**Directions for this task**
Of all the lines in the material, how many contain the word "name"? State the number alone.

**Provided data**
+-------+
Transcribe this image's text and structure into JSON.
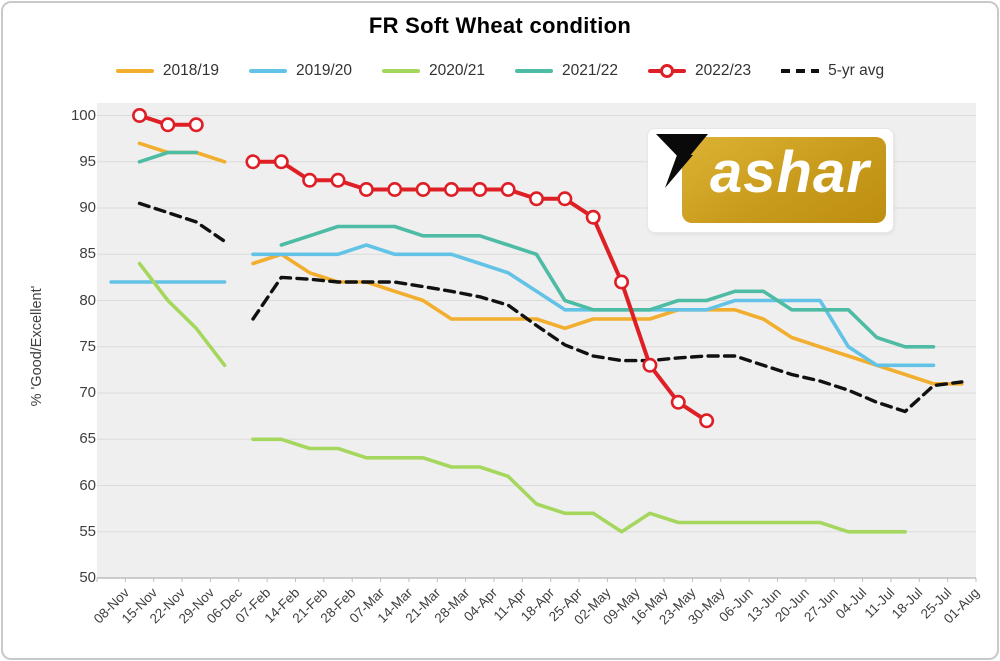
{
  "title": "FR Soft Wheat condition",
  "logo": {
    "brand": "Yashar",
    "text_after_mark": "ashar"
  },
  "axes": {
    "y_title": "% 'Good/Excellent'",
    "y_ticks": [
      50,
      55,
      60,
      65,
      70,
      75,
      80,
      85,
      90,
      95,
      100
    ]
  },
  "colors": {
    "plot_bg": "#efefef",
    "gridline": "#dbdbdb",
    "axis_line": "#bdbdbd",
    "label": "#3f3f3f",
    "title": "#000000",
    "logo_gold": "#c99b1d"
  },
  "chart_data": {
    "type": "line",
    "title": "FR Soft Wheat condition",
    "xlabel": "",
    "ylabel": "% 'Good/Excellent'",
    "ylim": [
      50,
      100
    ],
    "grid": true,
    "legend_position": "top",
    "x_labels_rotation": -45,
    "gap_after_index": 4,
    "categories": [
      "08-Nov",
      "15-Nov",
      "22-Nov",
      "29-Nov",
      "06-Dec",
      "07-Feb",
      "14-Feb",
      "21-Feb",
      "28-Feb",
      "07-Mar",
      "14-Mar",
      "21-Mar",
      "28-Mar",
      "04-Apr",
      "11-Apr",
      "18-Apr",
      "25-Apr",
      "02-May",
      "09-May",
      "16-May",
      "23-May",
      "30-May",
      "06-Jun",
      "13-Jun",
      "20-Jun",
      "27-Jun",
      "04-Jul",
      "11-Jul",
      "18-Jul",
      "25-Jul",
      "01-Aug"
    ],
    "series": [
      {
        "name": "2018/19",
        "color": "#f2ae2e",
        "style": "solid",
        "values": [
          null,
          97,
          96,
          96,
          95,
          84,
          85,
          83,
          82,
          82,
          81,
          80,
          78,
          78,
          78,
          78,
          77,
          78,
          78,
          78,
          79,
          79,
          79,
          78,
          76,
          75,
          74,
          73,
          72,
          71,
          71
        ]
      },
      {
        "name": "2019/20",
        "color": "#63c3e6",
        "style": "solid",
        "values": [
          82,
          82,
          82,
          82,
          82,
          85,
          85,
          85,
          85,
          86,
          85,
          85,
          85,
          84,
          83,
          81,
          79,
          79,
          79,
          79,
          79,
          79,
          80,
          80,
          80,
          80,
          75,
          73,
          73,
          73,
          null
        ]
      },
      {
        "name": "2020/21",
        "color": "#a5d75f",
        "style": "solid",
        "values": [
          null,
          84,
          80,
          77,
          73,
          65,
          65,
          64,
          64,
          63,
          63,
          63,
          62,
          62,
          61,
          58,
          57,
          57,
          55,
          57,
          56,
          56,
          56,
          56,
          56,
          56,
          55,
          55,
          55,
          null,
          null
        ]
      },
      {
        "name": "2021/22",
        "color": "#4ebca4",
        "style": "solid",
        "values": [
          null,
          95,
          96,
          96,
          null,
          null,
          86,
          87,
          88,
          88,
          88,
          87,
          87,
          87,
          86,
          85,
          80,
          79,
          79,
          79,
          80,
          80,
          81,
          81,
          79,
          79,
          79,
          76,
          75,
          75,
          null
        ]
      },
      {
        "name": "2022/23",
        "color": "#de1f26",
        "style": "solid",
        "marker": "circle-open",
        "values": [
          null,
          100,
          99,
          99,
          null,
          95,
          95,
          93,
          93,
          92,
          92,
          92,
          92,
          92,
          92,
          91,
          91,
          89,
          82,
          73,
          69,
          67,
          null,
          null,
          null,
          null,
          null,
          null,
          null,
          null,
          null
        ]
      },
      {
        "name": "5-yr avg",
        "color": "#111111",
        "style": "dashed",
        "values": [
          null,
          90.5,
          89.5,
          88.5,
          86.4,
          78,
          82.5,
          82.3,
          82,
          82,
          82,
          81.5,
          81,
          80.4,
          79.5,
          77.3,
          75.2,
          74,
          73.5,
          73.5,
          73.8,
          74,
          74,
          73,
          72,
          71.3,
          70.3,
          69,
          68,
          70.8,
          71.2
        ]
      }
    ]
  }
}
+-------+
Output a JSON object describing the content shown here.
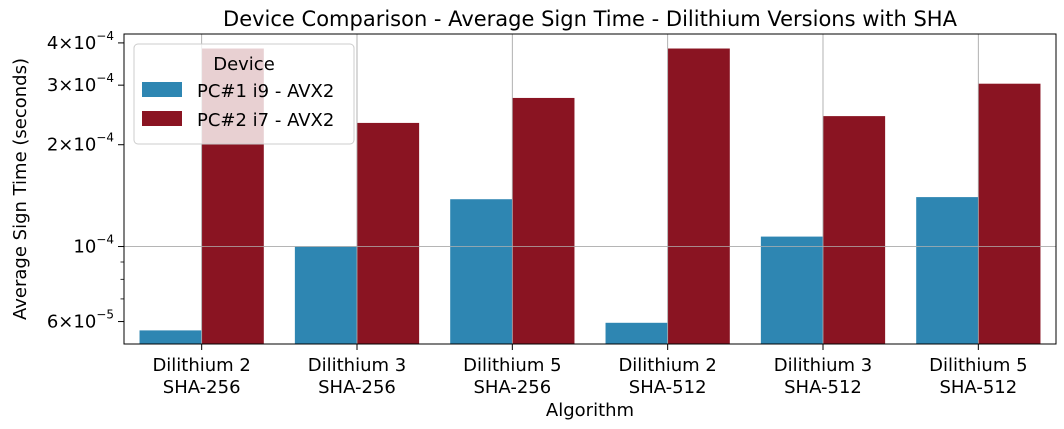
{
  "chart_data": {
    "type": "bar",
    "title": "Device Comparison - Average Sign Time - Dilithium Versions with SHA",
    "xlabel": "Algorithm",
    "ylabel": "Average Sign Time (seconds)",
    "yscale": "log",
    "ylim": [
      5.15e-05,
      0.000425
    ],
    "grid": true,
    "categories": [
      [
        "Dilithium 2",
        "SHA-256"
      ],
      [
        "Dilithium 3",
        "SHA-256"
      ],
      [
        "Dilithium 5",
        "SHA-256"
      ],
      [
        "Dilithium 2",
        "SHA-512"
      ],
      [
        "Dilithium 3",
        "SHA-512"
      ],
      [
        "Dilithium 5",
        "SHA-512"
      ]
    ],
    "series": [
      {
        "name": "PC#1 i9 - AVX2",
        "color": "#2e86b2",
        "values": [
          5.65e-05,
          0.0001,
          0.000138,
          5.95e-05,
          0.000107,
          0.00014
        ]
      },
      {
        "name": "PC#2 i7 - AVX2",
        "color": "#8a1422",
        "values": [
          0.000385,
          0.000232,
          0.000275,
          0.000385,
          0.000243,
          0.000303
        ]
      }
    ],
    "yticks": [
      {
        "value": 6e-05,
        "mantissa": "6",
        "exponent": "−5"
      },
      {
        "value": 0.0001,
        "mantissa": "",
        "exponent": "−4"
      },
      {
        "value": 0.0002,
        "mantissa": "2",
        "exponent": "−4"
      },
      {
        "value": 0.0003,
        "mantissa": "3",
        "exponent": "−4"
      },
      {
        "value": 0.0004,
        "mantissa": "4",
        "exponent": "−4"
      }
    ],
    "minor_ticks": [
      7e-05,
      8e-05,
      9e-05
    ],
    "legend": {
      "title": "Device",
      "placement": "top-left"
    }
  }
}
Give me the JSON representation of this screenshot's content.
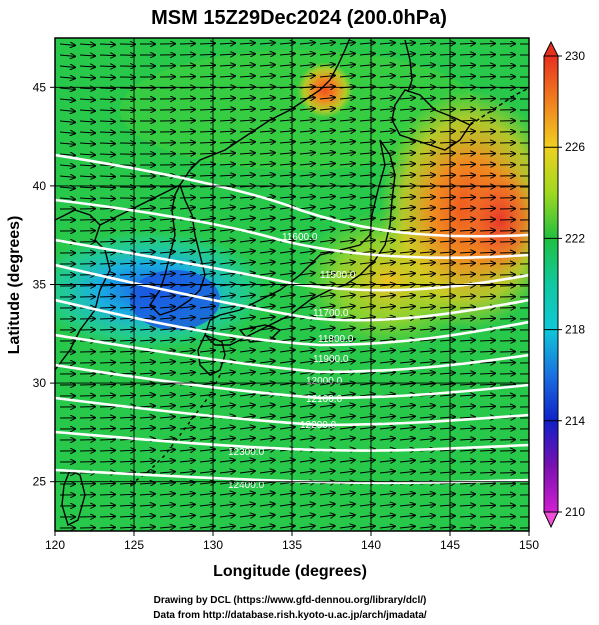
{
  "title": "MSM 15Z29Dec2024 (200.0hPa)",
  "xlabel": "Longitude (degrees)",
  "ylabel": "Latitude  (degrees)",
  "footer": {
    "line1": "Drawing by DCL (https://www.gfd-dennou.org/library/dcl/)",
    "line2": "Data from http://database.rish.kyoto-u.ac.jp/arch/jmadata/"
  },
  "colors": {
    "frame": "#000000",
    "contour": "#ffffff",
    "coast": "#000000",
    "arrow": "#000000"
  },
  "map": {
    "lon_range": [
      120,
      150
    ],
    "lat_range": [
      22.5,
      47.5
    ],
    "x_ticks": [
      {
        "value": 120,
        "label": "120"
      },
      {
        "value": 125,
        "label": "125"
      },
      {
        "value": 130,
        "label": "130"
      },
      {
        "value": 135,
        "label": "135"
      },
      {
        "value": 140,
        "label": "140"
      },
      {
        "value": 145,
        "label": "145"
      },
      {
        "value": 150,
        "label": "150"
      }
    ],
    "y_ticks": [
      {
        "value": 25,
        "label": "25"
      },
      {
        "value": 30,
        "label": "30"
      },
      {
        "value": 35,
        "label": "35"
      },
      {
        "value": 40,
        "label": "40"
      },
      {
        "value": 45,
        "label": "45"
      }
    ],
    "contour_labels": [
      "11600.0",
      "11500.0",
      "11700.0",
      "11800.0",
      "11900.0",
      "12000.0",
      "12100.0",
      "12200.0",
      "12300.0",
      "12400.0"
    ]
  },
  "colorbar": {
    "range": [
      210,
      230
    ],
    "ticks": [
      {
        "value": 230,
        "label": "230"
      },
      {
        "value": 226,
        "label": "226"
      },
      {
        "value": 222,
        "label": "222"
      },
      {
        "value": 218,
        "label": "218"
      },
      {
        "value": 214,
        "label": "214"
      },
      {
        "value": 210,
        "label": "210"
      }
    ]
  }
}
+-------+
**Full output**
8